### Dataset content
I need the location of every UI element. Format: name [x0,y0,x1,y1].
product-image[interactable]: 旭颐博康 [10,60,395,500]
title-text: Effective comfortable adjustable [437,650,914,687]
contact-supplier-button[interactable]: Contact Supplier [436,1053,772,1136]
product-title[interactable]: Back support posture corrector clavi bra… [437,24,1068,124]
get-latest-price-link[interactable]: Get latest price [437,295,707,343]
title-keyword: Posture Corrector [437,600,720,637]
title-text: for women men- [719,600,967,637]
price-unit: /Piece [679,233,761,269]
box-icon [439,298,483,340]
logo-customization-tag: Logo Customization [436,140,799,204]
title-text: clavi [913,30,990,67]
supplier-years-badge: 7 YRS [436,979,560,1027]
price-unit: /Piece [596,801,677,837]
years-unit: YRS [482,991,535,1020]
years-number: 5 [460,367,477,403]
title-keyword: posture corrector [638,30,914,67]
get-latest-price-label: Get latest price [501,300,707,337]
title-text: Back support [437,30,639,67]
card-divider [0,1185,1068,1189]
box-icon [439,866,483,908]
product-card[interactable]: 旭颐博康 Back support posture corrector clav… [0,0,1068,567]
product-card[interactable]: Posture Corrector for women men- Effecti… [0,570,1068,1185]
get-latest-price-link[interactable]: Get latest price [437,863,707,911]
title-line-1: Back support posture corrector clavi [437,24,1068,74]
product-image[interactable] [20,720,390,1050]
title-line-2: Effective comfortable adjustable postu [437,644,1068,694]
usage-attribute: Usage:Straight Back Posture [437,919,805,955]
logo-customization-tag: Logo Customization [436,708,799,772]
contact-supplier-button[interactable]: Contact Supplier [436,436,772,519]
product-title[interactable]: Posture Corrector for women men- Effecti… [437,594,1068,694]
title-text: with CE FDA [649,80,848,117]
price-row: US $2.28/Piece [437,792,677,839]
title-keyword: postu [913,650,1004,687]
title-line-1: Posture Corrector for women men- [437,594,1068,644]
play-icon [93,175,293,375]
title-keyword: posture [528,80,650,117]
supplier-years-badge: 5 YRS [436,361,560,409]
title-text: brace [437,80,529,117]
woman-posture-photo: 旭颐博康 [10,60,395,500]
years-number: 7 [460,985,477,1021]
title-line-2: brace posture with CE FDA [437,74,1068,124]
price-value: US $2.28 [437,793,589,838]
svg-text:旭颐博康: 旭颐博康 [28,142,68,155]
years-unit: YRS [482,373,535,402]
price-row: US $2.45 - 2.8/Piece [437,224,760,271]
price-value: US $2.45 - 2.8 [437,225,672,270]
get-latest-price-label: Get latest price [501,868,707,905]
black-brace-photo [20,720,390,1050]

### Exercise description
Copy everything from the start of the material down to and including the line that contains "latest price [437,863,707,911]", substituting "breathable" for "comfortable" and leaving all else unchanged.

### Exercise output
I need the location of every UI element. Format: name [x0,y0,x1,y1].
product-image[interactable]: 旭颐博康 [10,60,395,500]
title-text: Effective breathable adjustable [437,650,914,687]
contact-supplier-button[interactable]: Contact Supplier [436,1053,772,1136]
product-title[interactable]: Back support posture corrector clavi bra… [437,24,1068,124]
get-latest-price-link[interactable]: Get latest price [437,295,707,343]
title-keyword: Posture Corrector [437,600,720,637]
title-text: for women men- [719,600,967,637]
price-unit: /Piece [679,233,761,269]
box-icon [439,298,483,340]
logo-customization-tag: Logo Customization [436,140,799,204]
title-text: clavi [913,30,990,67]
supplier-years-badge: 7 YRS [436,979,560,1027]
price-unit: /Piece [596,801,677,837]
years-unit: YRS [482,991,535,1020]
years-number: 5 [460,367,477,403]
title-keyword: posture corrector [638,30,914,67]
get-latest-price-label: Get latest price [501,300,707,337]
title-text: Back support [437,30,639,67]
card-divider [0,1185,1068,1189]
box-icon [439,866,483,908]
product-card[interactable]: 旭颐博康 Back support posture corrector clav… [0,0,1068,567]
product-card[interactable]: Posture Corrector for women men- Effecti… [0,570,1068,1185]
get-latest-price-link[interactable]: Get latest price [437,863,707,911]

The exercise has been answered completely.